═══ Fragmento

El antimercantilismo moral se ha definido como el miedo, por parte de las Iglesias y sus adeptos, a entrar en el juego de la libre concurrencia de las ideas y los valores morales, que suele decidirse más allá de los refugios de la decencia moral.Miedo que esconde una desesperanza con respecto a la fuerza atractiva de los valores, de lo que cada uno tiene por bueno.
Al convertirse en una premisa del Estado o, mejor, del aparato ideológico que lo soporta, la idea de que sólo es presentable en la sociedad una religiosidad light, dispuesta a transigir en sus creencias, las personas que mantienen convicciones religiosas profundamente arraigadas son marcadas con la sospecha de la intolerancia, es decir, con el estigma de un latente peligro social. Sospecha que suele llevarles a esa posición, que Tocqueville llamaba la «enfermedad del absentismo», por la que el hombre se repliega sobre sí mismo encerrándose en su torre de marfil, ajeno e indiferente a las ambiciones, incertidumbres y perplejidades de sus contemporáneos, mientras la gran sociedad sigue su curso.
Charles Taylor señala como una de las tres formas de malestar de la cultura contemporánea ese despotismo blando del Estado que convierte, a buen número de ciudadanos, en individuos enclaustrados en sus propios corazones. El Estado pierde así el concurso de un importante estrato de población, empobreciéndose en su propia entidad. De modo que son marginados los sincera y positivamente religiosos, que podrían aportar cosas positivas al torrente circulatorio de la sociedad.
Por fortuna, este estigma bastante difundido comienza a ser desautorizado.Un sondeo Gallup ha venido a desmontar en Estados Unidos el tópico a que vengo refiriéndome. En su análisis estadístico, Gallup ha desarrollado una escala de 12 grados para medir el segmento de población considerado más religioso (highly spiritually commited).Conclusión : «Aunque representan sólo el 13% de la población, estas personas, que podrían ser descritas como aquellas que tienen una fe transformadora, son más tolerantes que la mayoría, más inclinadas al voluntariado social y más preocupadas por la mejora de la sociedad».
Un 83% de los estadounidenses dice que sus convicciones religiosas en la medida que son sinceras les exigen respetar a las gentes de otras religiones. «La firmeza de las convicciones», concluye el informe, «no excluye el respeto a los demás: lo favorece».
No ignoro que esta posición podría ser acusada de «ingenuidad axiológica», si estamos a lo acontecido hace un tiempo con las sectas suicidas de los Adoradores del Sol en Suiza , en la Guayana con los seguidores del reverendo Jones o con los pilotos genocidas de Bin Laden. Pero esto supondría que el Instituto Gallup o yo mismo estuviéramos aquí confundiendo «convicciones sinceras» con fundamentalismo, que es lo que realmente se oculta en los ejemplos enunciados.

══════

| Enunciado |
Responde con datos del fragmento a estas preguntas:
1. ¿Qué nombre daba Tocqueville a la posición por la que el hombre se repliega sobre sí mismo?
2. ¿Cuántos grados tiene la escala que desarrolló Gallup para medir el segmento de población más religioso?
3. ¿Qué porcentaje de los estadounidenses dice que sus convicciones religiosas les exigen respetar a las gentes de otras religiones?
El listado procede de otra fuente.

═══ Datos registrados

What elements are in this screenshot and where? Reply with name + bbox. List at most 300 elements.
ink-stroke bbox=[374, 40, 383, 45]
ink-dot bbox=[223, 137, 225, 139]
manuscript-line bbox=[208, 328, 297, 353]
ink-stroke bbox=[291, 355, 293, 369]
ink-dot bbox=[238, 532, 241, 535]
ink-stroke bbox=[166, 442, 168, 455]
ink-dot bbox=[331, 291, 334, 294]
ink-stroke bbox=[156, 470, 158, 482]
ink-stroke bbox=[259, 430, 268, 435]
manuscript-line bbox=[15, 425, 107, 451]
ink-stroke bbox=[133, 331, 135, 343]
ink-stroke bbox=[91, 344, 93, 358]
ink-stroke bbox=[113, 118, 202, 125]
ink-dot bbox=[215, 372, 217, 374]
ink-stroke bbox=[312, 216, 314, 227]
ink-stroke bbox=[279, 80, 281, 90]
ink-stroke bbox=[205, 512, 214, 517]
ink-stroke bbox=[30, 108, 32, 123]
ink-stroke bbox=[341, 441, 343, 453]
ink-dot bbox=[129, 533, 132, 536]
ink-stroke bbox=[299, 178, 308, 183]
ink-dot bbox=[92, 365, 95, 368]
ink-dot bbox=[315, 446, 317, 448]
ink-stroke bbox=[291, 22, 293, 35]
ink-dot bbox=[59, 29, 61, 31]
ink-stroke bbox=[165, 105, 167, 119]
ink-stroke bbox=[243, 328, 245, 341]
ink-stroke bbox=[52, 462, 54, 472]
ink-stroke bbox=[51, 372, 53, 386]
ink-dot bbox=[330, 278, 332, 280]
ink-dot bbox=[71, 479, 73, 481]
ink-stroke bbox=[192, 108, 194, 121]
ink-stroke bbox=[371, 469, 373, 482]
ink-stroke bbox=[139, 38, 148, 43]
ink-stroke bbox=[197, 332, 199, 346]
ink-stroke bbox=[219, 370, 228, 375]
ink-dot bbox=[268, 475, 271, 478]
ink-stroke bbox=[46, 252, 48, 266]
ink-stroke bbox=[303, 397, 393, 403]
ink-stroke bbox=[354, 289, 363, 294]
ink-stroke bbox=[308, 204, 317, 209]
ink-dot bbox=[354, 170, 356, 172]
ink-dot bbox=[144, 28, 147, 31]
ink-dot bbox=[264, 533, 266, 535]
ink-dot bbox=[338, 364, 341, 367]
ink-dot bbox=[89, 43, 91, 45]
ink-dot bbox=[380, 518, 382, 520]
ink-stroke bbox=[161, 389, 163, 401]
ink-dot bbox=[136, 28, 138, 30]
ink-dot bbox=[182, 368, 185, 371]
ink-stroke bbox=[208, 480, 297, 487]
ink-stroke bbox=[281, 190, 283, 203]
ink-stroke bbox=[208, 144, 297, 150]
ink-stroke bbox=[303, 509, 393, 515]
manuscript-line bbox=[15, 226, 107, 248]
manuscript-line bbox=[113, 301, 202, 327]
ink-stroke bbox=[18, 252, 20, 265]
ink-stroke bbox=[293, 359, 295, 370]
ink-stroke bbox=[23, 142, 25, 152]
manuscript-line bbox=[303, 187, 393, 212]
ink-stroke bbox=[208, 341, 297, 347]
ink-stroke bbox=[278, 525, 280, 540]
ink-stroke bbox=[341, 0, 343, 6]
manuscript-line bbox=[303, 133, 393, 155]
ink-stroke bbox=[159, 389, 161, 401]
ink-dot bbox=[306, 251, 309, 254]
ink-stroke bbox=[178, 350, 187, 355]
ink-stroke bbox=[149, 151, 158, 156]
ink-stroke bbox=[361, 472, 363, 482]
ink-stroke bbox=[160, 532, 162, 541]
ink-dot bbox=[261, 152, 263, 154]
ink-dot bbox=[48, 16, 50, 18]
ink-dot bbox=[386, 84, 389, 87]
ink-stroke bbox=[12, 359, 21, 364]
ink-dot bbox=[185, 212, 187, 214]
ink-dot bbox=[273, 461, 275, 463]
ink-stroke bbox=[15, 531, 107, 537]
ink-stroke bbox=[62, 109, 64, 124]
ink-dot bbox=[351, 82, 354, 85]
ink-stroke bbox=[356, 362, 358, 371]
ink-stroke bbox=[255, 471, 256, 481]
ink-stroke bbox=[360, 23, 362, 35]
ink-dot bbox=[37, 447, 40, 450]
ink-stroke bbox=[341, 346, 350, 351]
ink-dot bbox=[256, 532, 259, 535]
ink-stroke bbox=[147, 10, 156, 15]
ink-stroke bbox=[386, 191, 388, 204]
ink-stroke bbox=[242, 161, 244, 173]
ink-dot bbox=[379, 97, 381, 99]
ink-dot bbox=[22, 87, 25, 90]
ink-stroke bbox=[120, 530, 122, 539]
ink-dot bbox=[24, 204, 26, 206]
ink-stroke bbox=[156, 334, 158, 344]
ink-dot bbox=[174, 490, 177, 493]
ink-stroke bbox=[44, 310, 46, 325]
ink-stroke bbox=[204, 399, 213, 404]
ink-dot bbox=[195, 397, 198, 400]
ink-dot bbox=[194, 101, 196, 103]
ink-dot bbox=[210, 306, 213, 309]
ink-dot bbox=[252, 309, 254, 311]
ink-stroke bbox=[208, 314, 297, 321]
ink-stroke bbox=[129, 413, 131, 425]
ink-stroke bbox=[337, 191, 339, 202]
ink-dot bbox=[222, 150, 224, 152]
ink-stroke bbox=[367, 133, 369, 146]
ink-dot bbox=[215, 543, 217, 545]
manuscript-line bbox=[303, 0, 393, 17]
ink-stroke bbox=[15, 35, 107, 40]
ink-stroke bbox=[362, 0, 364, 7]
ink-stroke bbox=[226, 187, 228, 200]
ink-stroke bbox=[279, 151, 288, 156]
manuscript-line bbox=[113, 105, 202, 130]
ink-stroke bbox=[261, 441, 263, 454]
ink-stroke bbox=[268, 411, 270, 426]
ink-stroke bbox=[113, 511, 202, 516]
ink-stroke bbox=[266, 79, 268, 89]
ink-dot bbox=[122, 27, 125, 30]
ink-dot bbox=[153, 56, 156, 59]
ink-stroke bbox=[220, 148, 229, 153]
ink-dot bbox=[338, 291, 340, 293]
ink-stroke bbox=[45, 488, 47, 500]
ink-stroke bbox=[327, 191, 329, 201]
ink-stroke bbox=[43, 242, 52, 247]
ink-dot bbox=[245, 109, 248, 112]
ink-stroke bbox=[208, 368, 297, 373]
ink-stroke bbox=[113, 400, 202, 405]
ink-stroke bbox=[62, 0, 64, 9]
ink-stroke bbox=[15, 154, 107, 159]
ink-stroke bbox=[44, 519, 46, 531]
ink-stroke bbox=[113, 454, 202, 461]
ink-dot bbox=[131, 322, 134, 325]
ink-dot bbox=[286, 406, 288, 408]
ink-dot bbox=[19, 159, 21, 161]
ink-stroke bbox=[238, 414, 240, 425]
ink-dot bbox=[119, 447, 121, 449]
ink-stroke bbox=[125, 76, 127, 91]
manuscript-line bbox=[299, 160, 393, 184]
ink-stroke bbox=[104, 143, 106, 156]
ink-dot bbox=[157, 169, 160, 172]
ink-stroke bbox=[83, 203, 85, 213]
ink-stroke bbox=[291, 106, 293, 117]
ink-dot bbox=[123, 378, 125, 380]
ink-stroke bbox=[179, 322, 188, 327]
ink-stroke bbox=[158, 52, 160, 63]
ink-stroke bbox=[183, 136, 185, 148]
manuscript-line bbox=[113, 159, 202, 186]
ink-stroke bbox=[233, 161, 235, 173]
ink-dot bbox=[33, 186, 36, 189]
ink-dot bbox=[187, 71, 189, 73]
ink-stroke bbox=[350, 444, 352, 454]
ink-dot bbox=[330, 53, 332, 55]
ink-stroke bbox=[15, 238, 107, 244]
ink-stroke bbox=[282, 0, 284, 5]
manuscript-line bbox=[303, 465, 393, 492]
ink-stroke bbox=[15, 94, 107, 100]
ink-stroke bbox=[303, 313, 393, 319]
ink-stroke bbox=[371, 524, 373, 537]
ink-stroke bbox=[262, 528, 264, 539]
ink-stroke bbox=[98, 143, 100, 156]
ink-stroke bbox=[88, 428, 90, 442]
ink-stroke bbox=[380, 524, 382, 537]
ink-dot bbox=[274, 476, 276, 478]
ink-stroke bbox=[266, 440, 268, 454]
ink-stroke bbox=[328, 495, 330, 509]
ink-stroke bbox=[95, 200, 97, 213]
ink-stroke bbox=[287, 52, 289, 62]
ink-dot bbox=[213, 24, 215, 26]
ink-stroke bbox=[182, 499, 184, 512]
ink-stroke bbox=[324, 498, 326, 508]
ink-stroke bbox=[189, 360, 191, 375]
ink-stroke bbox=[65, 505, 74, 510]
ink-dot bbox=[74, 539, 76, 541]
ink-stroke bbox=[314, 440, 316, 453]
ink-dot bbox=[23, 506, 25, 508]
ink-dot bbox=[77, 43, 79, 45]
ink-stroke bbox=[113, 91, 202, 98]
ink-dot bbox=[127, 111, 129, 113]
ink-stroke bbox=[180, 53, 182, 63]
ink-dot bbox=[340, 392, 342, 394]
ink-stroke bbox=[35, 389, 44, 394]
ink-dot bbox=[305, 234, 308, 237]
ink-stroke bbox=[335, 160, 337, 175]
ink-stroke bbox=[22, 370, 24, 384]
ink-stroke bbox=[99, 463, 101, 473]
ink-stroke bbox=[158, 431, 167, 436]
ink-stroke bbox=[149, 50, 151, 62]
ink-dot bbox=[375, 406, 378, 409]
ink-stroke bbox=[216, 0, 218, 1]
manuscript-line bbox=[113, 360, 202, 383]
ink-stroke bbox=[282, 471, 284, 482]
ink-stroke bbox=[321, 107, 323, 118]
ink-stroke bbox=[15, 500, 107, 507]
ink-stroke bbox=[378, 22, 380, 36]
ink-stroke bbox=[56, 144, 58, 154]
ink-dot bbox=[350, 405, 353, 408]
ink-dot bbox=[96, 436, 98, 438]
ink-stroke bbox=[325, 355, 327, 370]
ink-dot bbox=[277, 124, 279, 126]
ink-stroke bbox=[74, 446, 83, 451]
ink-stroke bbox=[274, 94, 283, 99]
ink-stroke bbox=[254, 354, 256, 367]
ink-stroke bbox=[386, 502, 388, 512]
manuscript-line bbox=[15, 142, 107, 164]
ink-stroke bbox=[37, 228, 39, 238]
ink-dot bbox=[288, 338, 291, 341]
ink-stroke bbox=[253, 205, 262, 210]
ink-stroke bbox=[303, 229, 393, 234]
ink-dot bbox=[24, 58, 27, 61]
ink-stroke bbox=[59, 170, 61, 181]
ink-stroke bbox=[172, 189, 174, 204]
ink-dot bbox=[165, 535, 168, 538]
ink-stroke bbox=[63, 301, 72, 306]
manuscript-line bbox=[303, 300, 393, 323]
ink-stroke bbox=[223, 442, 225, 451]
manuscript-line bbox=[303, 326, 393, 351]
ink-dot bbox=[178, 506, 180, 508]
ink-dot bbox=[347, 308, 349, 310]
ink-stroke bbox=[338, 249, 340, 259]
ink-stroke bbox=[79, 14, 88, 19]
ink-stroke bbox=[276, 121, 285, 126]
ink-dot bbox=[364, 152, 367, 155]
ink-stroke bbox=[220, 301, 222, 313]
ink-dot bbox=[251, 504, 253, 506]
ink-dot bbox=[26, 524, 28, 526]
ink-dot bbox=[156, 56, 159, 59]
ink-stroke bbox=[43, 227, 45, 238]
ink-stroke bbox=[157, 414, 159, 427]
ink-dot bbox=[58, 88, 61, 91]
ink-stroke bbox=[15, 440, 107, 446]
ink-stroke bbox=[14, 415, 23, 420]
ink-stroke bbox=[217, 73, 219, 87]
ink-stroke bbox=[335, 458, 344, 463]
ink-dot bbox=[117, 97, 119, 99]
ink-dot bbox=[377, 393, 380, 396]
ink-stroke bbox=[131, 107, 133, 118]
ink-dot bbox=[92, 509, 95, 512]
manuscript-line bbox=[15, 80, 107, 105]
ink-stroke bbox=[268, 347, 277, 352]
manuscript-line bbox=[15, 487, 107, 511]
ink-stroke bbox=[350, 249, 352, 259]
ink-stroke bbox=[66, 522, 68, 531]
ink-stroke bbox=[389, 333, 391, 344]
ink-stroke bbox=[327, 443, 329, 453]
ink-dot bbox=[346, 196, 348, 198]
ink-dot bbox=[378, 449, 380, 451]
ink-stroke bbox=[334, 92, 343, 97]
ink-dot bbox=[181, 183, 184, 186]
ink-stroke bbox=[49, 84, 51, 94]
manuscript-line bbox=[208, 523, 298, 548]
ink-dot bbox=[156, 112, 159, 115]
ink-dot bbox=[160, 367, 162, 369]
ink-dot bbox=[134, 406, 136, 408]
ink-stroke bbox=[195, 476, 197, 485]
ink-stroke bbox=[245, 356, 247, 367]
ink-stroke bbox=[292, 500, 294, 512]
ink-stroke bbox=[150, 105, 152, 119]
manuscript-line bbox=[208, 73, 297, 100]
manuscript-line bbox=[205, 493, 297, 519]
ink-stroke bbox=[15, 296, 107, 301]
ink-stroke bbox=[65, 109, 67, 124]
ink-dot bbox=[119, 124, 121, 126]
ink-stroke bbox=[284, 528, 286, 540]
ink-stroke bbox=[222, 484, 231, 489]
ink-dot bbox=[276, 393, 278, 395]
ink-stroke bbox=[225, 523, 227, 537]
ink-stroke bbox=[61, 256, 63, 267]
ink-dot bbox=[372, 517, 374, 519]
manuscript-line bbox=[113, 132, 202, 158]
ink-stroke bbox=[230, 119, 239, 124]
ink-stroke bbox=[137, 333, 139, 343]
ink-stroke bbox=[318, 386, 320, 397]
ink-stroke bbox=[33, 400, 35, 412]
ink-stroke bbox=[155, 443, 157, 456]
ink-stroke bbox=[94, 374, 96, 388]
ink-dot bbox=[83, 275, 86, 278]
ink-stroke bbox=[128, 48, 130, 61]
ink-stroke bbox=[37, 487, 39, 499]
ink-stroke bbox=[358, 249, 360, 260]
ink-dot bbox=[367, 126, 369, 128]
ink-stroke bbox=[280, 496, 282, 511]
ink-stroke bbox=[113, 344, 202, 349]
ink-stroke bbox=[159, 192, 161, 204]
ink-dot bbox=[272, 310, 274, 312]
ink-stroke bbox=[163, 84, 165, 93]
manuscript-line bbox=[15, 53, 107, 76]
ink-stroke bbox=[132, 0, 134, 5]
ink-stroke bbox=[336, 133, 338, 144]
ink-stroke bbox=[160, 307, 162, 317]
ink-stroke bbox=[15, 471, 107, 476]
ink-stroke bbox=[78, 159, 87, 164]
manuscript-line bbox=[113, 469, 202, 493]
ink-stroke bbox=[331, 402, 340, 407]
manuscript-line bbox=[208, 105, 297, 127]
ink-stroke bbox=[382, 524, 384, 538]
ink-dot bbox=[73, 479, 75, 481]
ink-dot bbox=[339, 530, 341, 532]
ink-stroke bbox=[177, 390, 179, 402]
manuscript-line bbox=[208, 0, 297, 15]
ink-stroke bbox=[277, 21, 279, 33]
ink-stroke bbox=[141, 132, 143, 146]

══════

| Resultado |
1. La «enfermedad del absentismo».
2. 12 grados.
3. Un 83%.